[Stored items]
+---+

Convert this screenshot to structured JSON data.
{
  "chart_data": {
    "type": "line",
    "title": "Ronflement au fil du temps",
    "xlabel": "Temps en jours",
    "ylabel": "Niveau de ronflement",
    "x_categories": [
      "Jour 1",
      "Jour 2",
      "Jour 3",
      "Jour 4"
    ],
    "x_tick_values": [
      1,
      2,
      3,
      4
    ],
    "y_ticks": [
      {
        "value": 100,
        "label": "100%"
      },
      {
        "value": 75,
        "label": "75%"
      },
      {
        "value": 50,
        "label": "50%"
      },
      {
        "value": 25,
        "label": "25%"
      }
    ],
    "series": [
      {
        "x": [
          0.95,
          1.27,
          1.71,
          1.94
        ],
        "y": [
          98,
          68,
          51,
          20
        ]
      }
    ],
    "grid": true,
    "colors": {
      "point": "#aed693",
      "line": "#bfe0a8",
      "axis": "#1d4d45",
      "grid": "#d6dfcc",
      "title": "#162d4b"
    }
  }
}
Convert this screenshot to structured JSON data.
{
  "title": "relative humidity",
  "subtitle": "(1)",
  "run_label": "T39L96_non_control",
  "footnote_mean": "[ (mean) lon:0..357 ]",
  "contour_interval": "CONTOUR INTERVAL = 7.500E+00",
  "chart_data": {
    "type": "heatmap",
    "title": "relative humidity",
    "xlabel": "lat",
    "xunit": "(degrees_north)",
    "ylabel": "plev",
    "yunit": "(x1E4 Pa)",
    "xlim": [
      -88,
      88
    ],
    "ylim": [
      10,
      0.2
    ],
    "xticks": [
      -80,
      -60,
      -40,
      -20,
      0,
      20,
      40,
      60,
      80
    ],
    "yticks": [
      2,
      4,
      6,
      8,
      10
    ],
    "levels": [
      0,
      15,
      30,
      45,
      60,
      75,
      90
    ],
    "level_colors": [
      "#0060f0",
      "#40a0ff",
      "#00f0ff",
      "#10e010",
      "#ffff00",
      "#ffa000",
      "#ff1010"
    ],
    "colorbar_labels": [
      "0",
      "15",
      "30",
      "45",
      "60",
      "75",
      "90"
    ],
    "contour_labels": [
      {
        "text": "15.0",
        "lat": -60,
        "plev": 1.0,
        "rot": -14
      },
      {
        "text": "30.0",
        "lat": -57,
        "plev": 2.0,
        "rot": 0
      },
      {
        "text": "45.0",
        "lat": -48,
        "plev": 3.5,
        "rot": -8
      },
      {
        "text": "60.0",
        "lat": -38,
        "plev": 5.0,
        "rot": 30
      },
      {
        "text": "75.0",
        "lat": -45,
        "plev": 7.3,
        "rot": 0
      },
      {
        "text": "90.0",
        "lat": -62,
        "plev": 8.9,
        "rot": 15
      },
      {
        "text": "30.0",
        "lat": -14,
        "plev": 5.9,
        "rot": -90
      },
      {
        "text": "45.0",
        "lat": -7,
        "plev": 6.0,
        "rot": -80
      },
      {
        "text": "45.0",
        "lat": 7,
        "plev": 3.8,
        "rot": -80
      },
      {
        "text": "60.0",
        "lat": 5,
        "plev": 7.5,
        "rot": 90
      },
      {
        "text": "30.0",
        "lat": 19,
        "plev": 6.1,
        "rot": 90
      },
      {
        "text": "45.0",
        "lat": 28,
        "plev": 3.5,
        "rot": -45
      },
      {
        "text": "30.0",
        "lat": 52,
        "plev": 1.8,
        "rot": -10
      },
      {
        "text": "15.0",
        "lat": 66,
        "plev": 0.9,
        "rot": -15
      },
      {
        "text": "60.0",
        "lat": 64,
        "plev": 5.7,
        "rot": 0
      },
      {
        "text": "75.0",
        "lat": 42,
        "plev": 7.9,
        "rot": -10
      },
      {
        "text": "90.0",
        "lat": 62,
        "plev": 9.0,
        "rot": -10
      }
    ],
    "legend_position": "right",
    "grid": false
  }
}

+---+

[WORK TO BE COMPLETED] From the entries above, copy out every line where the string "humidity" appears.

[EXERCISE RESPONSE]
  "title": "relative humidity",
    "title": "relative humidity",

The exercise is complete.